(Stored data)
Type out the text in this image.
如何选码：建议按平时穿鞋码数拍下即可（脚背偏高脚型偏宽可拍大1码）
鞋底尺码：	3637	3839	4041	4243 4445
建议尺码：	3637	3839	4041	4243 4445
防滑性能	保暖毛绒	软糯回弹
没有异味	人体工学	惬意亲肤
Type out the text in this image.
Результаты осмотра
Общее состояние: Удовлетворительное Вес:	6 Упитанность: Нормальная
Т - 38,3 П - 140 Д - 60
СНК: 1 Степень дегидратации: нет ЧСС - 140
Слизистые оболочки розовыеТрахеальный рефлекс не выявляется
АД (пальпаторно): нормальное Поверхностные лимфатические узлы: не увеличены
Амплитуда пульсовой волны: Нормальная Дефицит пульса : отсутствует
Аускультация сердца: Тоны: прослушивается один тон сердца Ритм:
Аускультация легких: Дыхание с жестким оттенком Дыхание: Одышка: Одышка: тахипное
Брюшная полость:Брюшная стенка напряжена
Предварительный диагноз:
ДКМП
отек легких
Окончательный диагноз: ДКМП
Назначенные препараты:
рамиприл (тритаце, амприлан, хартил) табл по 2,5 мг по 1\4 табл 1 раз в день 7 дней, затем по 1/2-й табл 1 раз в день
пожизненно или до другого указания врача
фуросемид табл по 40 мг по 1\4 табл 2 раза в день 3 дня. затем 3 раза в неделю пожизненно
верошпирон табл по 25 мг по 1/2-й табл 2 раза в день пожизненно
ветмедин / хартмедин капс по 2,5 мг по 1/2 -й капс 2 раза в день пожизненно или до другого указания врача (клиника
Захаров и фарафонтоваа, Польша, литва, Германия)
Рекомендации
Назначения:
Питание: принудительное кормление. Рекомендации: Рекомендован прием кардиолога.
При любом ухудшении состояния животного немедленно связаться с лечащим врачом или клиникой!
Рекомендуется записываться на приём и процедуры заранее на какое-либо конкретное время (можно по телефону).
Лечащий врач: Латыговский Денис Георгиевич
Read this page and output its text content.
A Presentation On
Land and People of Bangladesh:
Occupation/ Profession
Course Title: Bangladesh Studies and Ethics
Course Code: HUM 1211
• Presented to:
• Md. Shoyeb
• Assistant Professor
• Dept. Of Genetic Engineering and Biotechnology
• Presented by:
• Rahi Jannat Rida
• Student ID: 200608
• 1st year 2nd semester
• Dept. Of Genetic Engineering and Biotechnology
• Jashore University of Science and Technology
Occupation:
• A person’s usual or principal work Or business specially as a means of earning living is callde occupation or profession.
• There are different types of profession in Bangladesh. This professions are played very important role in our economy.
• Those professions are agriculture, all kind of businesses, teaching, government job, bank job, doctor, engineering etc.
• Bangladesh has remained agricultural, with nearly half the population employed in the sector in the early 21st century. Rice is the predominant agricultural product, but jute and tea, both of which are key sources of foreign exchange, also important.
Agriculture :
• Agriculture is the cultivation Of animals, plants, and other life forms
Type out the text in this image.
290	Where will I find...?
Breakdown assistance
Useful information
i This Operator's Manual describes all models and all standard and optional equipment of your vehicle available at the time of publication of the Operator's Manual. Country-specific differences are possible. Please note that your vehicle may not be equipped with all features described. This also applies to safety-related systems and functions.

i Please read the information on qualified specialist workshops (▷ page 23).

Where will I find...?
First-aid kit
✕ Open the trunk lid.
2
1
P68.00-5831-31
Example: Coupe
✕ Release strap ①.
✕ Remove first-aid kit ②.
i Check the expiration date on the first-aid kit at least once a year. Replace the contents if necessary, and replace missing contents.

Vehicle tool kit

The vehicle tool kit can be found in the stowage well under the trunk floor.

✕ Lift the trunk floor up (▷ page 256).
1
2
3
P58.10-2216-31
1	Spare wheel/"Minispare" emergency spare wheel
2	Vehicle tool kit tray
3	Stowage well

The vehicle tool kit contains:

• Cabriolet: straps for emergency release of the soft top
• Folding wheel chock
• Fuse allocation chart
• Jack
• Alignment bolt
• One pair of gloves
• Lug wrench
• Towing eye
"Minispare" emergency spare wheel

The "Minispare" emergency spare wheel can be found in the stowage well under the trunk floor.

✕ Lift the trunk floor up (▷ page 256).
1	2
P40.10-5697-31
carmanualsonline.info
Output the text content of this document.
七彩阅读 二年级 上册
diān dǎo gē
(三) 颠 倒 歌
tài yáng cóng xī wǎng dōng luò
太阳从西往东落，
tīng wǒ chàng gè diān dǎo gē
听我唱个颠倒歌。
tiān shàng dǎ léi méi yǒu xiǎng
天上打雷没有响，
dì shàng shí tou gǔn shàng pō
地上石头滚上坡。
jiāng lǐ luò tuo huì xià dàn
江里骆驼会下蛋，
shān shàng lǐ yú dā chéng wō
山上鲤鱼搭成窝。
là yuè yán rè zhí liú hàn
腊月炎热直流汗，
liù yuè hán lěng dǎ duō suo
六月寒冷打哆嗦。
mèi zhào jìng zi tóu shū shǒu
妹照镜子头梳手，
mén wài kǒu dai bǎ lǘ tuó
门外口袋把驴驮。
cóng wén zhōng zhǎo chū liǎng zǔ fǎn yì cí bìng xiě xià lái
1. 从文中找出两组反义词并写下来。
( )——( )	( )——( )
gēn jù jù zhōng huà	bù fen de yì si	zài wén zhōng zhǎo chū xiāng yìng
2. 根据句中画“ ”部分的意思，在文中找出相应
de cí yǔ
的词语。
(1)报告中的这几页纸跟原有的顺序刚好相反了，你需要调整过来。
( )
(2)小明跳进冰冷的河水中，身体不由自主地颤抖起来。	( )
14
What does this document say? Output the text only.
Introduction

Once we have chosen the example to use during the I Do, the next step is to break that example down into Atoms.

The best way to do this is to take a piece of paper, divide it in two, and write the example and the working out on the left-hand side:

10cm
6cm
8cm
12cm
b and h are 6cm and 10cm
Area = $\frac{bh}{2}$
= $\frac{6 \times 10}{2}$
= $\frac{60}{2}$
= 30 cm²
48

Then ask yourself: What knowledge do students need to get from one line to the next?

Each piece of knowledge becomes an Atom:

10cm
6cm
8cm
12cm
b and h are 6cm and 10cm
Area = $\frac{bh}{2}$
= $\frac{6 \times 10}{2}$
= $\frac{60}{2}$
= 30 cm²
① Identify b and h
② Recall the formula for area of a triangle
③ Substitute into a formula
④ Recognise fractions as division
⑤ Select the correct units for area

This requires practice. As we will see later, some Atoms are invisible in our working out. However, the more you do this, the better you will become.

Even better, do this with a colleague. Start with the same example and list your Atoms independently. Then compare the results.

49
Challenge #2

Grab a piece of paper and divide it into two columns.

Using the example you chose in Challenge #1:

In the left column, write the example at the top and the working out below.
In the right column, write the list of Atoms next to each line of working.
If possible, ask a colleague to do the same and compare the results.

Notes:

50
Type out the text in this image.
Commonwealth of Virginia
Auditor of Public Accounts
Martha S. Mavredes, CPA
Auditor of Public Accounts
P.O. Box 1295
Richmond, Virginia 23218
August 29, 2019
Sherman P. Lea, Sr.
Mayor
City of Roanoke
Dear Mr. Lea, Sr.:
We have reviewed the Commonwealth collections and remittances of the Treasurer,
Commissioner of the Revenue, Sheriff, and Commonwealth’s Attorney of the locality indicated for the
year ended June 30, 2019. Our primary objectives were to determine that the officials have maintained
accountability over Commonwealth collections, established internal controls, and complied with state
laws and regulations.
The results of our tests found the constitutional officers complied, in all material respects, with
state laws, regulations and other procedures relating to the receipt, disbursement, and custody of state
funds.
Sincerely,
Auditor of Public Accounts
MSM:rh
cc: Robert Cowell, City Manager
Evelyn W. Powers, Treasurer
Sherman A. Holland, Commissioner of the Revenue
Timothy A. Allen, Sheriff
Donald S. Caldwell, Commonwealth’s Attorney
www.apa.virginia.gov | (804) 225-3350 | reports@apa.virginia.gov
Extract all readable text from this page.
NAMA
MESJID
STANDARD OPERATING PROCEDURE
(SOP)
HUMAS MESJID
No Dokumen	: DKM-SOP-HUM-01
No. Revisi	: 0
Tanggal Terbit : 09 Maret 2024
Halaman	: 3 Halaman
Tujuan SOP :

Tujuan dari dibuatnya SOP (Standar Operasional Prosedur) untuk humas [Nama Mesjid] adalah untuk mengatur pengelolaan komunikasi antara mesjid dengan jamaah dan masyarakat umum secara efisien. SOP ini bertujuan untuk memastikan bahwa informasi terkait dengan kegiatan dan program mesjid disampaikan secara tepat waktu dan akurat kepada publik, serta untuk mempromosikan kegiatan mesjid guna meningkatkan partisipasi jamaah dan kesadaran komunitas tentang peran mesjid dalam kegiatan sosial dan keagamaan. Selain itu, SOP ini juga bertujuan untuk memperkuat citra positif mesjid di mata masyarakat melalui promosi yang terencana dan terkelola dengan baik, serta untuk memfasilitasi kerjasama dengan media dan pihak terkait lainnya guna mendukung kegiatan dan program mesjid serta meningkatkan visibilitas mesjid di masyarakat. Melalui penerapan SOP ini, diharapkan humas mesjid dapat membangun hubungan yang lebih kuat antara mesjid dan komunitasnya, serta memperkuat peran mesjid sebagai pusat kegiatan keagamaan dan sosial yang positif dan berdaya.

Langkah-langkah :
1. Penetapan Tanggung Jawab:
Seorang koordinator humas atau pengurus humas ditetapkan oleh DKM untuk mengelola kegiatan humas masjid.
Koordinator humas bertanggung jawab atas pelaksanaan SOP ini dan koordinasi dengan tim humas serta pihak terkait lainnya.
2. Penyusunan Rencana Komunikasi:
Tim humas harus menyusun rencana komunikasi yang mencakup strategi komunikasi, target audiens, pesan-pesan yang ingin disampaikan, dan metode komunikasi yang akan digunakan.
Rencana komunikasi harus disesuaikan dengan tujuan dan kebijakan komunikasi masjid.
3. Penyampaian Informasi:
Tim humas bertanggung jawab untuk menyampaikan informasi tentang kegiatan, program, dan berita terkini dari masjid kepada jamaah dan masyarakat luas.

WHAT TO DO: Count every line in the data where the string "state" occurs. Give nothing except the number.

TASK RESULT: 2